→ INFORMATION GIVEN:
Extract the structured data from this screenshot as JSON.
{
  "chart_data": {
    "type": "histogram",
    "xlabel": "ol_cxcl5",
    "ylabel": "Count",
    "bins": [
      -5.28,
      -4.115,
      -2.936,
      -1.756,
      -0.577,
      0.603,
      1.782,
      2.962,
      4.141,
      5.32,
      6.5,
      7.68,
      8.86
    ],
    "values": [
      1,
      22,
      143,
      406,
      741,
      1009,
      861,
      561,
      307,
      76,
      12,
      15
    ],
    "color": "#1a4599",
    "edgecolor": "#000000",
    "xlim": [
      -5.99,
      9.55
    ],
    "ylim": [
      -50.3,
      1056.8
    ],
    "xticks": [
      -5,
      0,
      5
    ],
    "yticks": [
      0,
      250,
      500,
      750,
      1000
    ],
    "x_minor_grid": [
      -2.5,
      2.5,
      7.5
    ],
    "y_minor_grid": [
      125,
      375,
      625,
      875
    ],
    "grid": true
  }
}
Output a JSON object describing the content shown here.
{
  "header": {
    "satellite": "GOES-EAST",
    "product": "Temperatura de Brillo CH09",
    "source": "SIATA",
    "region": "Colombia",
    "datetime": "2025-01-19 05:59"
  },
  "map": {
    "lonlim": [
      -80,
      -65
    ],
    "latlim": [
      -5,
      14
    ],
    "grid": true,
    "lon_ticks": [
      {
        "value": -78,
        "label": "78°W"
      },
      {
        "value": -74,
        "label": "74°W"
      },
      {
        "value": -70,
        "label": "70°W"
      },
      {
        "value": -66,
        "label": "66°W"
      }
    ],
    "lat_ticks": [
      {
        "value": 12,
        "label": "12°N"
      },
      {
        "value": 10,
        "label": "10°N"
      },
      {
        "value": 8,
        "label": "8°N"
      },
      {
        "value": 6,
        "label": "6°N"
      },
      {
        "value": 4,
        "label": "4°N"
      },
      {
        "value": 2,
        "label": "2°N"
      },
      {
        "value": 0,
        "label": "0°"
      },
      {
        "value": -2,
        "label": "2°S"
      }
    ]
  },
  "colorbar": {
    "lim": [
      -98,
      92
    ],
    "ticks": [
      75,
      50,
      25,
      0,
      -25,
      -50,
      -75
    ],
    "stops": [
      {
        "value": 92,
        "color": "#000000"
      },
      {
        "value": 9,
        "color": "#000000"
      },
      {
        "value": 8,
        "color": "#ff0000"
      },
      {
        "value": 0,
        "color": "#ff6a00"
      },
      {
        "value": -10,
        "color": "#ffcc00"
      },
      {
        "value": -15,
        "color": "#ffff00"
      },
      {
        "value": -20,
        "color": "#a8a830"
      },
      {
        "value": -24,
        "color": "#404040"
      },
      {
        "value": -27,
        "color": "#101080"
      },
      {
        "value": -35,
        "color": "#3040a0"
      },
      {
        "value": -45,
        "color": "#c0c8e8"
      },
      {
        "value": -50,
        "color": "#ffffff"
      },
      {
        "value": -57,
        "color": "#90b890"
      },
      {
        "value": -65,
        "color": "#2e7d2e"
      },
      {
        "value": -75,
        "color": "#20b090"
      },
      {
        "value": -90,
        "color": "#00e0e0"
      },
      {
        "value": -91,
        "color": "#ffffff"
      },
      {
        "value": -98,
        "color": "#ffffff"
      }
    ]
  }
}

→ TO DO:
Scan the listing above. Gather each line that contains the word "JSON".

→ RESPONSE:
Extract the structured data from this screenshot as JSON.
Output a JSON object describing the content shown here.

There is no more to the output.